Saved data entries
::::
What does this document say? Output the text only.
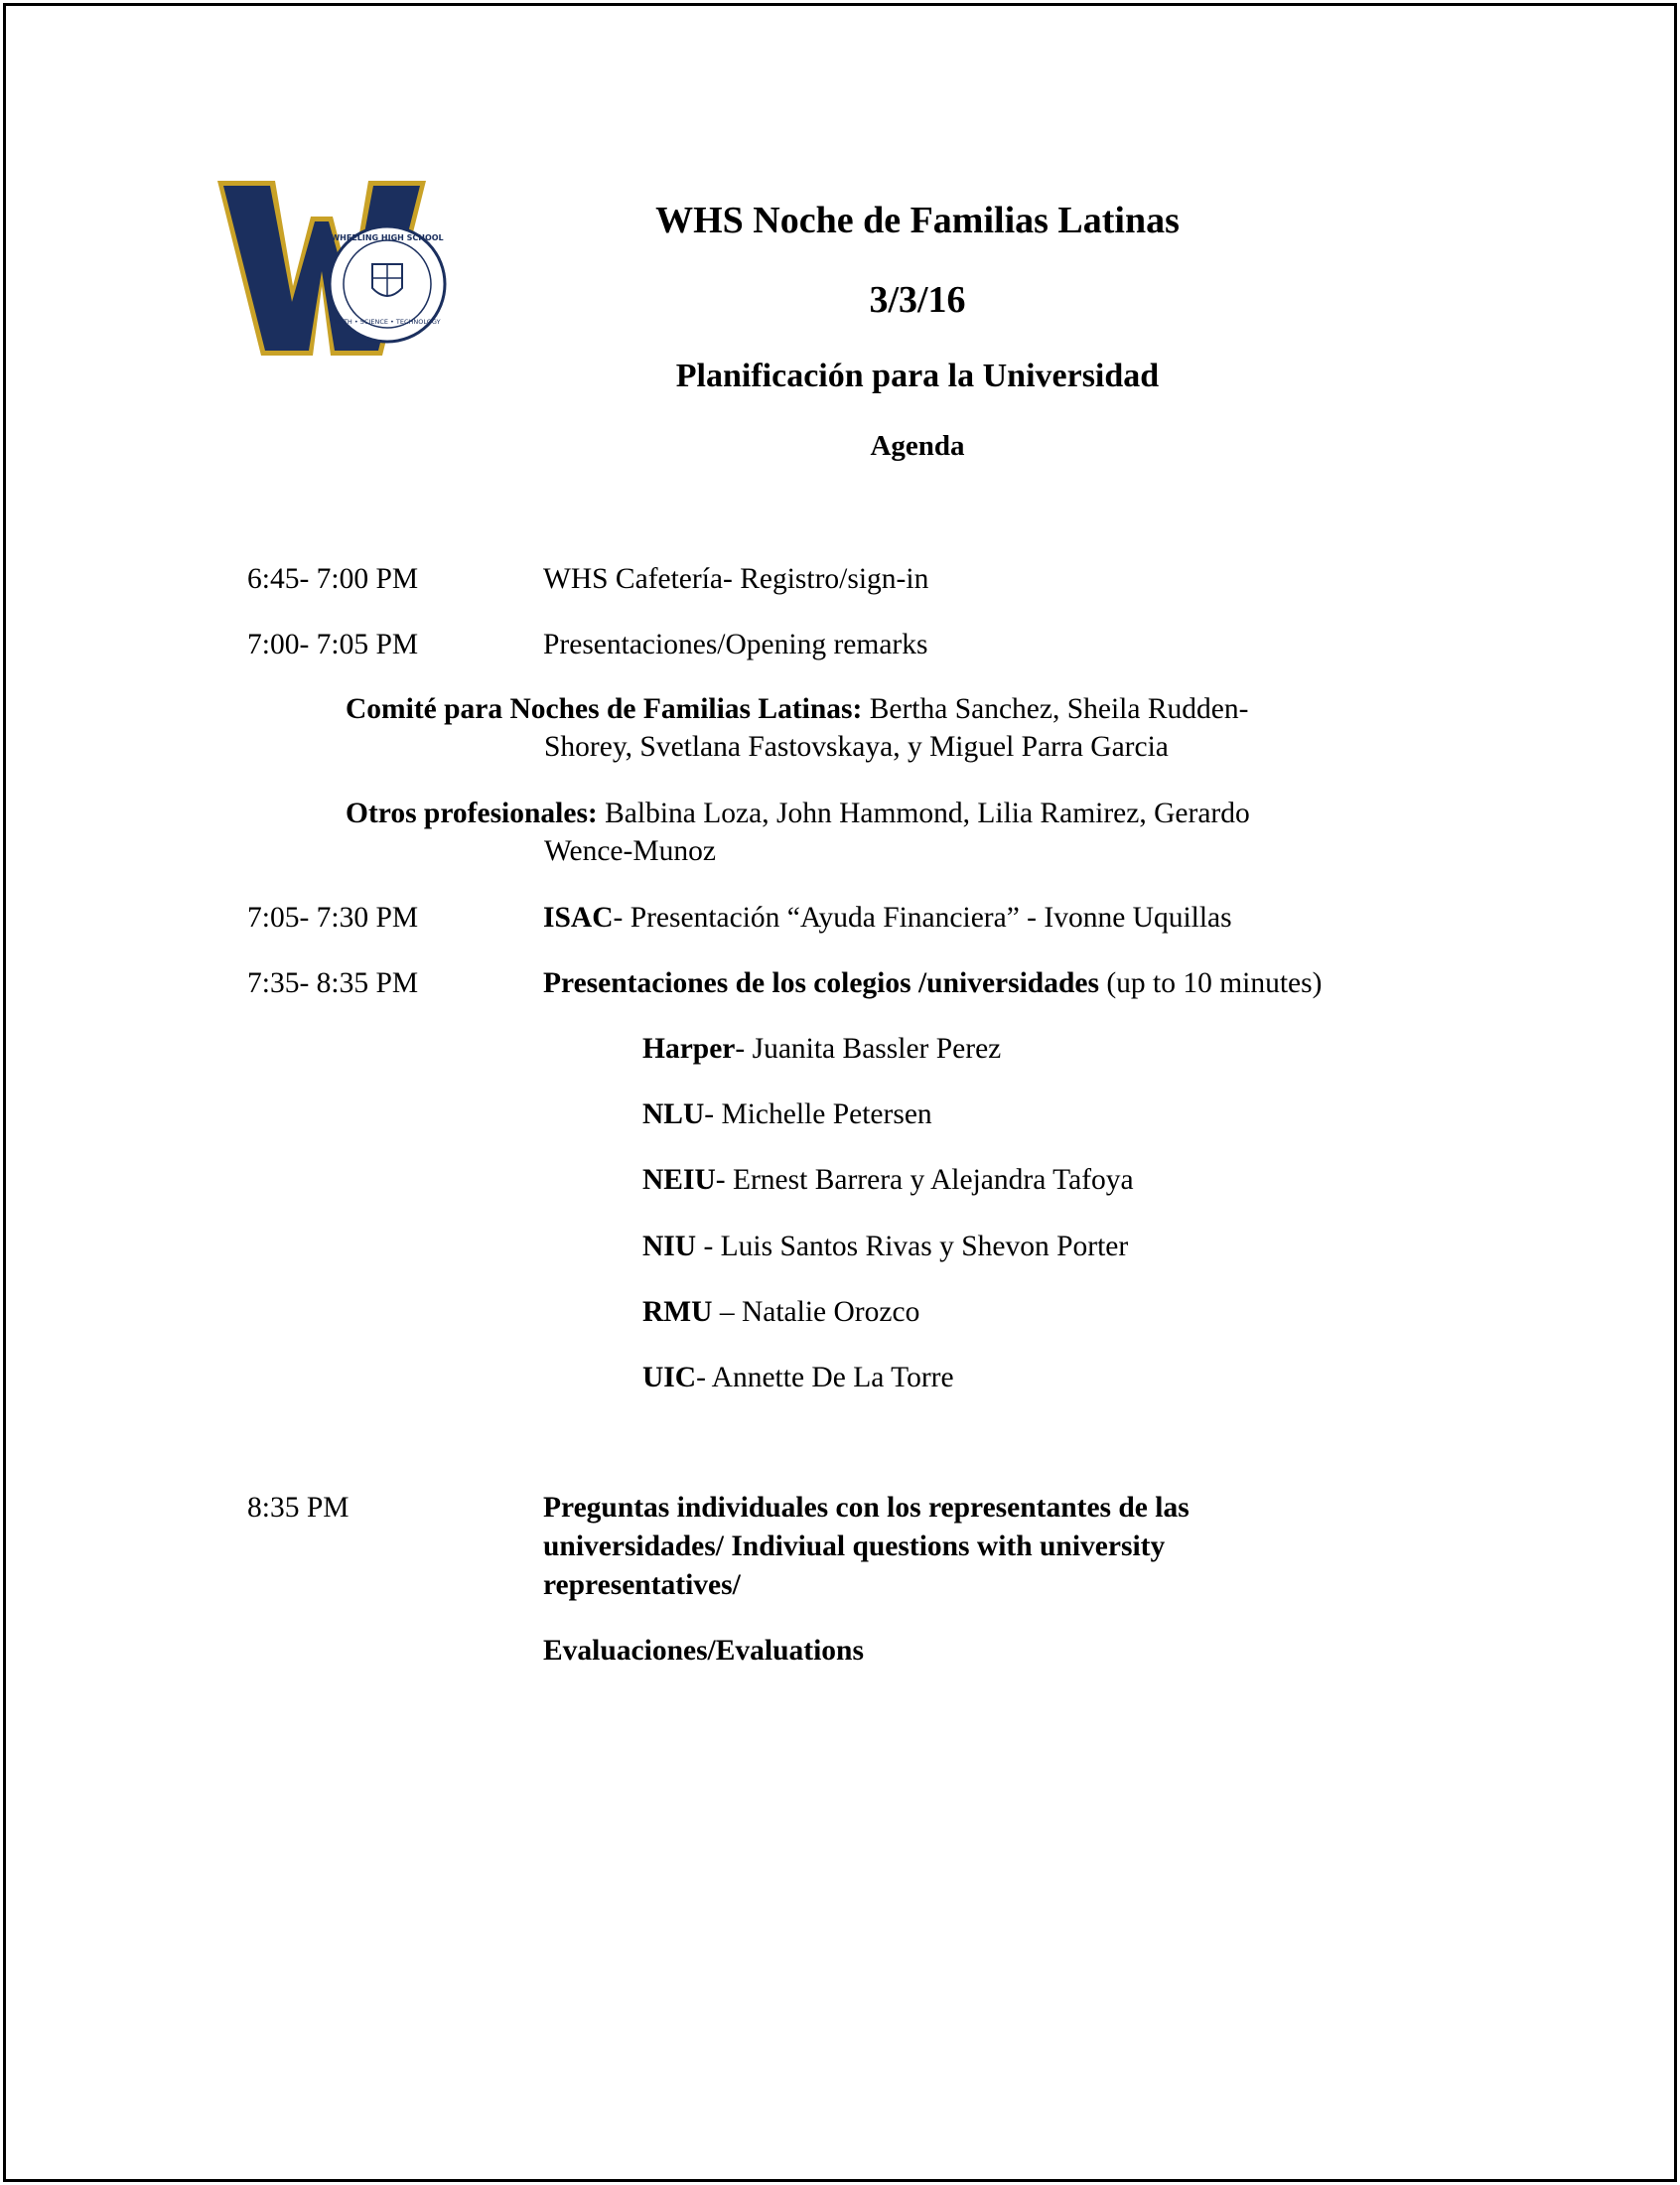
WHEELING HIGH SCHOOL
MATH • SCIENCE • TECHNOLOGY
WHS Noche de Familias Latinas

3/3/16

Planificación para la Universidad

Agenda

6:45- 7:00 PM	WHS Cafetería- Registro/sign-in
7:00- 7:05 PM	Presentaciones/Opening remarks
Comité para Noches de Familias Latinas: Bertha Sanchez, Sheila Rudden-
Shorey, Svetlana Fastovskaya, y Miguel Parra Garcia
Otros profesionales: Balbina Loza, John Hammond, Lilia Ramirez, Gerardo
Wence-Munoz
7:05- 7:30 PM	ISAC- Presentación “Ayuda Financiera” - Ivonne Uquillas
7:35- 8:35 PM	Presentaciones de los colegios /universidades (up to 10 minutes)
Harper- Juanita Bassler Perez
NLU- Michelle Petersen
NEIU- Ernest Barrera y Alejandra Tafoya
NIU - Luis Santos Rivas y Shevon Porter
RMU – Natalie Orozco
UIC- Annette De La Torre
8:35 PM	Preguntas individuales con los representantes de las
universidades/ Indiviual questions with university
representatives/
Evaluaciones/Evaluations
::::
**Written problem**. Retype all entries exactly as they appear, dropping the images.

**Task solution**.
What does this document say? Output the text only.
WHEELING HIGH SCHOOL
MATH • SCIENCE • TECHNOLOGY
WHS Noche de Familias Latinas

3/3/16

Planificación para la Universidad

Agenda

6:45- 7:00 PM	WHS Cafetería- Registro/sign-in
7:00- 7:05 PM	Presentaciones/Opening remarks
Comité para Noches de Familias Latinas: Bertha Sanchez, Sheila Rudden-
Shorey, Svetlana Fastovskaya, y Miguel Parra Garcia
Otros profesionales: Balbina Loza, John Hammond, Lilia Ramirez, Gerardo
Wence-Munoz
7:05- 7:30 PM	ISAC- Presentación “Ayuda Financiera” - Ivonne Uquillas
7:35- 8:35 PM	Presentaciones de los colegios /universidades (up to 10 minutes)
Harper- Juanita Bassler Perez
NLU- Michelle Petersen
NEIU- Ernest Barrera y Alejandra Tafoya
NIU - Luis Santos Rivas y Shevon Porter
RMU – Natalie Orozco
UIC- Annette De La Torre
8:35 PM	Preguntas individuales con los representantes de las
universidades/ Indiviual questions with university
representatives/
Evaluaciones/Evaluations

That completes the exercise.